• _Stated exercise_
Do any lines in the data below contain "this"? If so, copy every one of them.

Start of Provided records

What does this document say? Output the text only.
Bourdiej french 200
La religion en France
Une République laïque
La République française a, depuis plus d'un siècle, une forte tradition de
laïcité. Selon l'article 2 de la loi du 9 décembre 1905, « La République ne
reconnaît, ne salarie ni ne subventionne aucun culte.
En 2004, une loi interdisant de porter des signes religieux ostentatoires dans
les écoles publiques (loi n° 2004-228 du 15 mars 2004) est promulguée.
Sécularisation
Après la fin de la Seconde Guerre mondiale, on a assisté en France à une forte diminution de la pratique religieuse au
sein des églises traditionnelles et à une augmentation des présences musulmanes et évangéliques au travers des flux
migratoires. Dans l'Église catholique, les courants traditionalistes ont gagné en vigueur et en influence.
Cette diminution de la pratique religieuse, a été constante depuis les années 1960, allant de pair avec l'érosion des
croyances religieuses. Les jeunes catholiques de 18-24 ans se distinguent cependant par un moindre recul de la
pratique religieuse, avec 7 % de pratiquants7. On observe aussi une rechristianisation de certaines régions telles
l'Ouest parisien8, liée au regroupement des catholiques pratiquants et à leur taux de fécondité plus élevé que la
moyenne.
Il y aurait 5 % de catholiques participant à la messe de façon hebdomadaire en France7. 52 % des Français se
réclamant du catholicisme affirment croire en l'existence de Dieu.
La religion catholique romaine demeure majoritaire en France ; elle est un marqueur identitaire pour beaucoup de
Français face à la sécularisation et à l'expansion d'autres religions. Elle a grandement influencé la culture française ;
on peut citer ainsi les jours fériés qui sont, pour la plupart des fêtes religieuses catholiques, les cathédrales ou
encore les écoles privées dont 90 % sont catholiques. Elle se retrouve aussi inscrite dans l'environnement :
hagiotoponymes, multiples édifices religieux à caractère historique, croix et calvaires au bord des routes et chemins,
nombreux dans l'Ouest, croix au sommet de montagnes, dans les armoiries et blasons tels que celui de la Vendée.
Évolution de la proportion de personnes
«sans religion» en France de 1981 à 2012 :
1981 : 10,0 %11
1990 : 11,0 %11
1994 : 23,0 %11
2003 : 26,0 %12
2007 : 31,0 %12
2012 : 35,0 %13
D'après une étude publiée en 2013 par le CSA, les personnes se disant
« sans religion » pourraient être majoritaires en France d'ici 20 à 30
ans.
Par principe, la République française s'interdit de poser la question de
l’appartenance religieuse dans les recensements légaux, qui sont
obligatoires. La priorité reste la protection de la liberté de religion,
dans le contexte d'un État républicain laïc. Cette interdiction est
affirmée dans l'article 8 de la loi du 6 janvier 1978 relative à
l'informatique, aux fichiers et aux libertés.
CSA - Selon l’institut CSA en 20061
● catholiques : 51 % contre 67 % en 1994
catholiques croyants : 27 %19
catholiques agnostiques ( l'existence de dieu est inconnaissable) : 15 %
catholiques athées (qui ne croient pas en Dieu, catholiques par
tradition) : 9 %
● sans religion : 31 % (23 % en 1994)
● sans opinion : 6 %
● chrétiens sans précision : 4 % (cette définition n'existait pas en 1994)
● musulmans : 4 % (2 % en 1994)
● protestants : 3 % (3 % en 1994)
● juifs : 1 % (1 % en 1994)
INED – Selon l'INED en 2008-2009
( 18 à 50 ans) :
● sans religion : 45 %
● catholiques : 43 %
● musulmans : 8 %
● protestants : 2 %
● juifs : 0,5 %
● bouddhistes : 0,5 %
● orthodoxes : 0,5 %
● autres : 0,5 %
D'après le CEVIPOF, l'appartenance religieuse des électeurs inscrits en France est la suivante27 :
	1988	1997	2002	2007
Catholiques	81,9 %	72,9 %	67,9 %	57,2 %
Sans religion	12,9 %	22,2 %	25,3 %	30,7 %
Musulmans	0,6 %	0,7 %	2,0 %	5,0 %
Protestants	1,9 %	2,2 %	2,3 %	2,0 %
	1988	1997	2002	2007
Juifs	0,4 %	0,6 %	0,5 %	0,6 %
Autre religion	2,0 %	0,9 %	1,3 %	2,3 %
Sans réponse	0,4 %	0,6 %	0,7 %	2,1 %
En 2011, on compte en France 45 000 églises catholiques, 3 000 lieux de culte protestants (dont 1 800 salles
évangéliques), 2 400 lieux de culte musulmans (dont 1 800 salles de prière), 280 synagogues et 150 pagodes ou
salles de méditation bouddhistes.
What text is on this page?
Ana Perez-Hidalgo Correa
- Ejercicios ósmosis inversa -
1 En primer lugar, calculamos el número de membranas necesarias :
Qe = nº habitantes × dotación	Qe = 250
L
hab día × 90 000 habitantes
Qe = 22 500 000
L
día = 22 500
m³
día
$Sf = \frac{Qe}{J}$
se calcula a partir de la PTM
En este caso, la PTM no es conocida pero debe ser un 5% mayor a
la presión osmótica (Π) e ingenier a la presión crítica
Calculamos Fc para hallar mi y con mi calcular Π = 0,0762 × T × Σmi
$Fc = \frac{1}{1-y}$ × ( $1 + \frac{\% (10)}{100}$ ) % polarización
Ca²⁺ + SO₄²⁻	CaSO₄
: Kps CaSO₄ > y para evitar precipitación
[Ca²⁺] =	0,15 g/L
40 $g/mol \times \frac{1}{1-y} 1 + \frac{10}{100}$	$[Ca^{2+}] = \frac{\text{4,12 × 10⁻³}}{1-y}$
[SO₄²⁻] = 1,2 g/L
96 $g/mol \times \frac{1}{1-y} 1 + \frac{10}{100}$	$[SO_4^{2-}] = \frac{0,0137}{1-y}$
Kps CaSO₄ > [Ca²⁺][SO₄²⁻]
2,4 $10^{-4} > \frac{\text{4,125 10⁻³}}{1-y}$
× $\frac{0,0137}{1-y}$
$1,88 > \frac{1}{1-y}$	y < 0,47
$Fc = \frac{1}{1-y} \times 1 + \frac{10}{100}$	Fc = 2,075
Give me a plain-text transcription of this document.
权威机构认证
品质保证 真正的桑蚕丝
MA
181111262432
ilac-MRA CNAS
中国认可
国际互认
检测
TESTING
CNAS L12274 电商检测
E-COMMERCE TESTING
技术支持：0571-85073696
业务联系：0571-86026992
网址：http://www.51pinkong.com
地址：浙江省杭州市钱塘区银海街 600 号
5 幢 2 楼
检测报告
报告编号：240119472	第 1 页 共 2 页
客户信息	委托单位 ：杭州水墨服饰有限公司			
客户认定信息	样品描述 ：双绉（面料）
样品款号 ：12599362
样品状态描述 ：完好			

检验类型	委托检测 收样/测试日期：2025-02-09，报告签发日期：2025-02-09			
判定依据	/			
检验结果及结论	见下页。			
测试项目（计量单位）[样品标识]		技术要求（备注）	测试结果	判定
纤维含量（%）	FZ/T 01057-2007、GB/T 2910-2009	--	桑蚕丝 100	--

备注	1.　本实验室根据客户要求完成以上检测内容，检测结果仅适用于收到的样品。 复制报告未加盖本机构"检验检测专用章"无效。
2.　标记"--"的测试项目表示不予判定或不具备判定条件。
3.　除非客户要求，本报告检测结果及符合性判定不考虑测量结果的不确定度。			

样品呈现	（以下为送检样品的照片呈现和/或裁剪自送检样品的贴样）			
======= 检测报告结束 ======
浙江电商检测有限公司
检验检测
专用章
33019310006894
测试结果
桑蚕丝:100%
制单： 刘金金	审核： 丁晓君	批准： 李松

End of Provided records

• _The completed task_
What does this document say? Output the text only.
What text is on this page?
Give me a plain-text transcription of this document.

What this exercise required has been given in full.